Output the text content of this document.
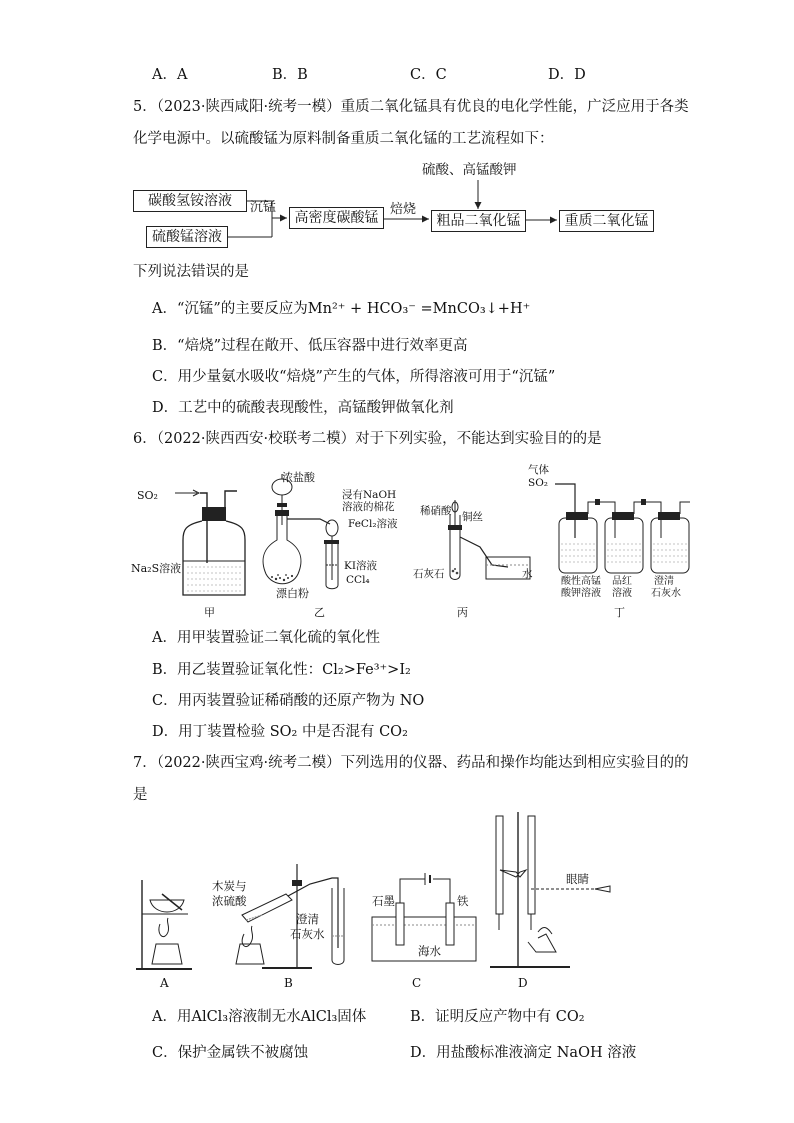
A．A	B．B	C．C	D．D
5．（2023·陕西咸阳·统考一模）重质二氧化锰具有优良的电化学性能，广泛应用于各类
化学电源中。以硫酸锰为原料制备重质二氧化锰的工艺流程如下：
碳酸氢铵溶液
硫酸锰溶液
沉锰
高密度碳酸锰
焙烧
粗品二氧化锰
硫酸、高锰酸钾
重质二氧化锰
下列说法错误的是
A．“沉锰”的主要反应为Mn²⁺ + HCO₃⁻ =MnCO₃↓+H⁺
B．“焙烧”过程在敞开、低压容器中进行效率更高
C．用少量氨水吸收“焙烧”产生的气体，所得溶液可用于“沉锰”
D．工艺中的硫酸表现酸性，高锰酸钾做氧化剂
6．（2022·陕西西安·校联考二模）对于下列实验，不能达到实验目的的是
SO₂
Na₂S溶液
甲
浓盐酸
浸有NaOH
溶液的棉花
FeCl₂溶液
KI溶液
CCl₄
漂白粉
乙
稀硝酸 铜丝
石灰石	水
丙
气体
SO₂
酸性高锰
酸钾溶液
品红
溶液
澄清
石灰水
丁
A．用甲装置验证二氧化硫的氧化性
B．用乙装置验证氧化性：Cl₂>Fe³⁺>I₂
C．用丙装置验证稀硝酸的还原产物为 NO
D．用丁装置检验 SO₂ 中是否混有 CO₂
7．（2022·陕西宝鸡·统考二模）下列选用的仪器、药品和操作均能达到相应实验目的的
是
A
木炭与
浓硫酸
澄清
石灰水
B
石墨	铁
海水
C
眼睛
D
A．用AlCl₃溶液制无水AlCl₃固体	B．证明反应产物中有 CO₂
C．保护金属铁不被腐蚀	D．用盐酸标准液滴定 NaOH 溶液
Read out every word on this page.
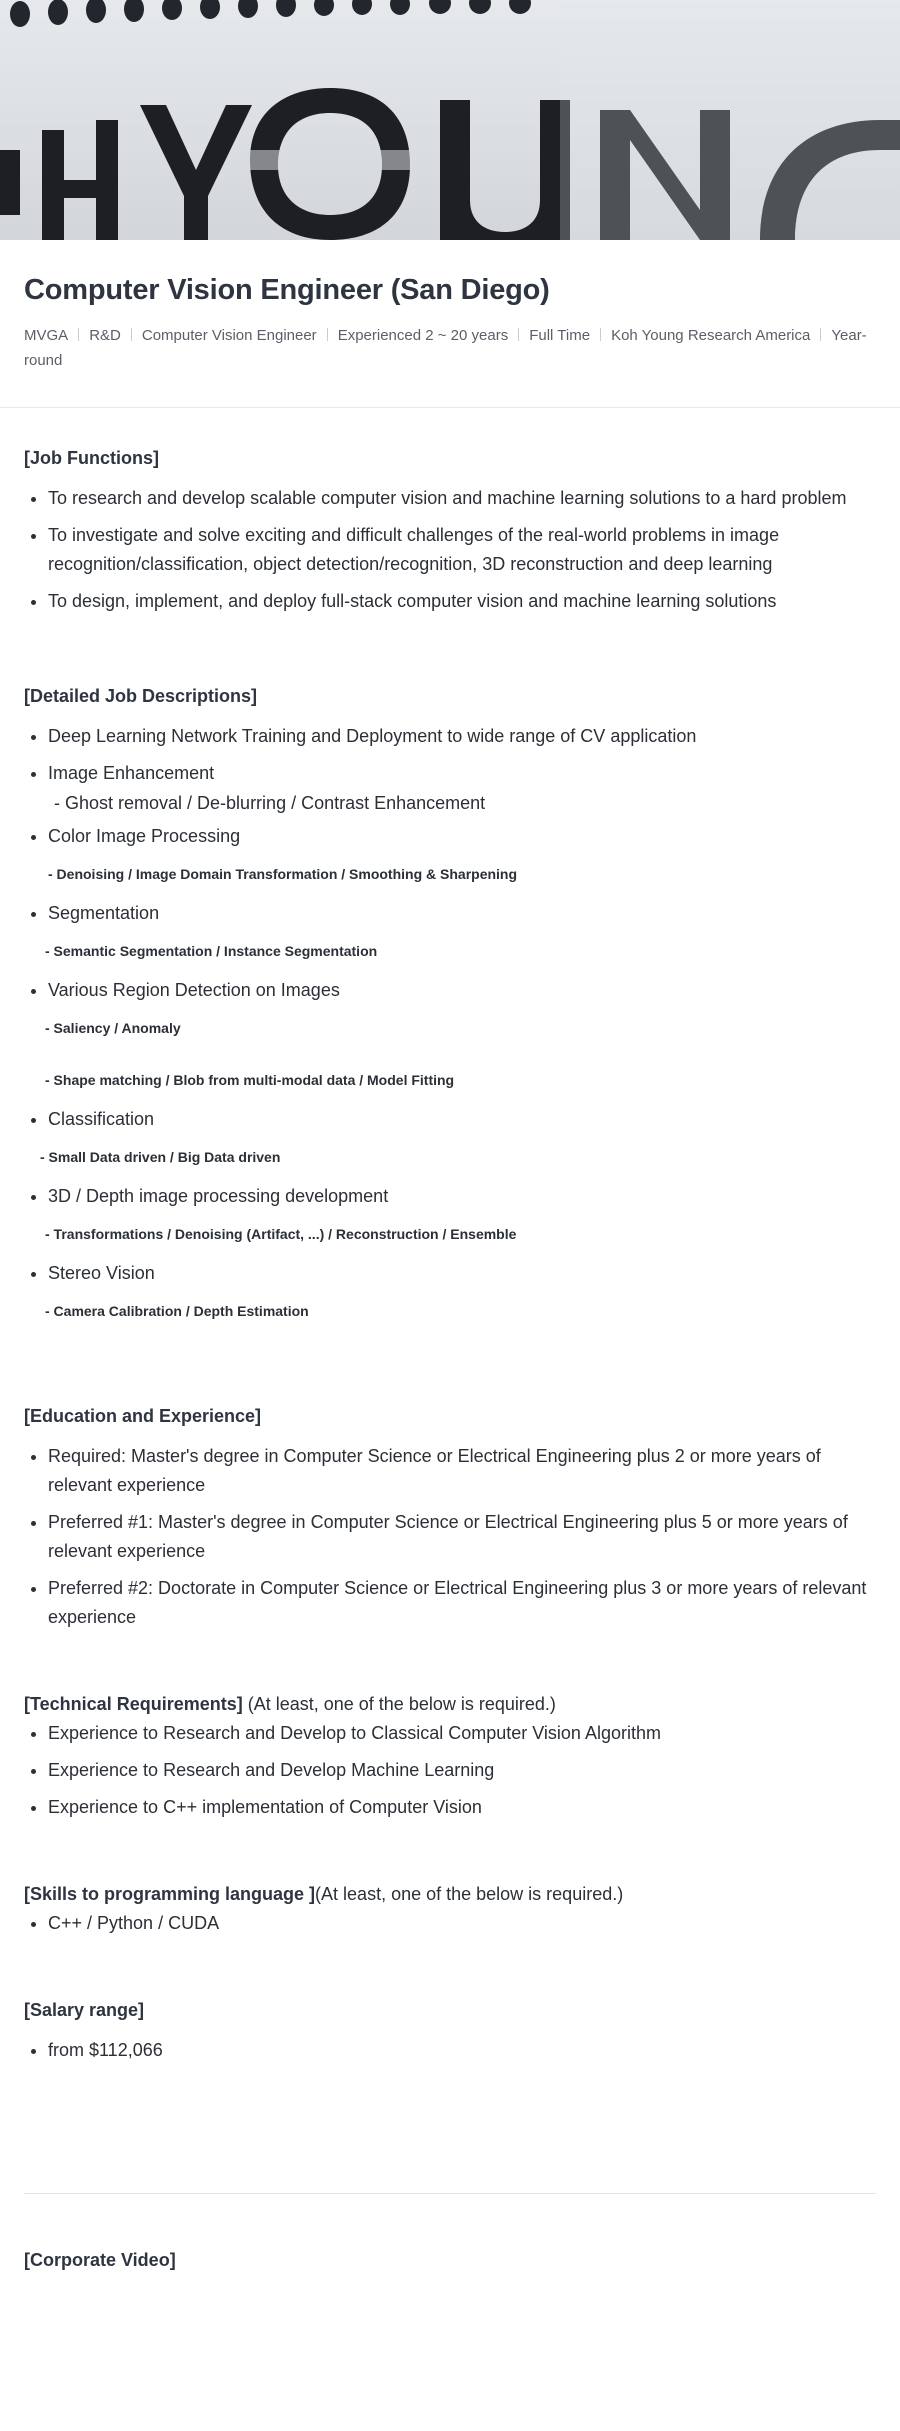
Computer Vision Engineer (San Diego)
MVGA R&D Computer Vision Engineer Experienced 2 ~ 20 years Full Time Koh Young Research America Year-round
[Job Functions]
• To research and develop scalable computer vision and machine learning solutions to a hard problem
• To investigate and solve exciting and difficult challenges of the real-world problems in image recognition/classification, object detection/recognition, 3D reconstruction and deep learning
• To design, implement, and deploy full-stack computer vision and machine learning solutions
[Detailed Job Descriptions]
• Deep Learning Network Training and Deployment to wide range of CV application
• Image Enhancement
- Ghost removal / De-blurring / Contrast Enhancement
• Color Image Processing
- Denoising / Image Domain Transformation / Smoothing & Sharpening
• Segmentation
- Semantic Segmentation / Instance Segmentation
• Various Region Detection on Images
- Saliency / Anomaly
- Shape matching / Blob from multi-modal data / Model Fitting
• Classification
- Small Data driven / Big Data driven
• 3D / Depth image processing development
- Transformations / Denoising (Artifact, ...) / Reconstruction / Ensemble
• Stereo Vision
- Camera Calibration / Depth Estimation
[Education and Experience]
• Required: Master's degree in Computer Science or Electrical Engineering plus 2 or more years of relevant experience
• Preferred #1: Master's degree in Computer Science or Electrical Engineering plus 5 or more years of relevant experience
• Preferred #2: Doctorate in Computer Science or Electrical Engineering plus 3 or more years of relevant experience
[Technical Requirements] (At least, one of the below is required.)
• Experience to Research and Develop to Classical Computer Vision Algorithm
• Experience to Research and Develop Machine Learning
• Experience to C++ implementation of Computer Vision
[Skills to programming language ](At least, one of the below is required.)
• C++ / Python / CUDA
[Salary range]
• from $112,066
[Corporate Video]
⁂
Requirement:
Transcribe each line above verbatim, with the pictures left out.

Task response:
Output the text content of this document.
A．A	B．B	C．C	D．D
5．（2023·陕西咸阳·统考一模）重质二氧化锰具有优良的电化学性能，广泛应用于各类
化学电源中。以硫酸锰为原料制备重质二氧化锰的工艺流程如下：
碳酸氢铵溶液
硫酸锰溶液
沉锰
高密度碳酸锰
焙烧
粗品二氧化锰
硫酸、高锰酸钾
重质二氧化锰
下列说法错误的是
A．“沉锰”的主要反应为Mn²⁺ + HCO₃⁻ =MnCO₃↓+H⁺
B．“焙烧”过程在敞开、低压容器中进行效率更高
C．用少量氨水吸收“焙烧”产生的气体，所得溶液可用于“沉锰”
D．工艺中的硫酸表现酸性，高锰酸钾做氧化剂
6．（2022·陕西西安·校联考二模）对于下列实验，不能达到实验目的的是
SO₂
Na₂S溶液
甲
浓盐酸
浸有NaOH
溶液的棉花
FeCl₂溶液
KI溶液
CCl₄
漂白粉
乙
稀硝酸 铜丝
石灰石	水
丙
气体
SO₂
酸性高锰
酸钾溶液
品红
溶液
澄清
石灰水
丁
A．用甲装置验证二氧化硫的氧化性
B．用乙装置验证氧化性：Cl₂>Fe³⁺>I₂
C．用丙装置验证稀硝酸的还原产物为 NO
D．用丁装置检验 SO₂ 中是否混有 CO₂
7．（2022·陕西宝鸡·统考二模）下列选用的仪器、药品和操作均能达到相应实验目的的
是
A
木炭与
浓硫酸
澄清
石灰水
B
石墨	铁
海水
C
眼睛
D
A．用AlCl₃溶液制无水AlCl₃固体	B．证明反应产物中有 CO₂
C．保护金属铁不被腐蚀	D．用盐酸标准液滴定 NaOH 溶液
Read out every word on this page.
Computer Vision Engineer (San Diego)
MVGA R&D Computer Vision Engineer Experienced 2 ~ 20 years Full Time Koh Young Research America Year-round
[Job Functions]
• To research and develop scalable computer vision and machine learning solutions to a hard problem
• To investigate and solve exciting and difficult challenges of the real-world problems in image recognition/classification, object detection/recognition, 3D reconstruction and deep learning
• To design, implement, and deploy full-stack computer vision and machine learning solutions
[Detailed Job Descriptions]
• Deep Learning Network Training and Deployment to wide range of CV application
• Image Enhancement
- Ghost removal / De-blurring / Contrast Enhancement
• Color Image Processing
- Denoising / Image Domain Transformation / Smoothing & Sharpening
• Segmentation
- Semantic Segmentation / Instance Segmentation
• Various Region Detection on Images
- Saliency / Anomaly
- Shape matching / Blob from multi-modal data / Model Fitting
• Classification
- Small Data driven / Big Data driven
• 3D / Depth image processing development
- Transformations / Denoising (Artifact, ...) / Reconstruction / Ensemble
• Stereo Vision
- Camera Calibration / Depth Estimation
[Education and Experience]
• Required: Master's degree in Computer Science or Electrical Engineering plus 2 or more years of relevant experience
• Preferred #1: Master's degree in Computer Science or Electrical Engineering plus 5 or more years of relevant experience
• Preferred #2: Doctorate in Computer Science or Electrical Engineering plus 3 or more years of relevant experience
[Technical Requirements] (At least, one of the below is required.)
• Experience to Research and Develop to Classical Computer Vision Algorithm
• Experience to Research and Develop Machine Learning
• Experience to C++ implementation of Computer Vision
[Skills to programming language ](At least, one of the below is required.)
• C++ / Python / CUDA
[Salary range]
• from $112,066
[Corporate Video]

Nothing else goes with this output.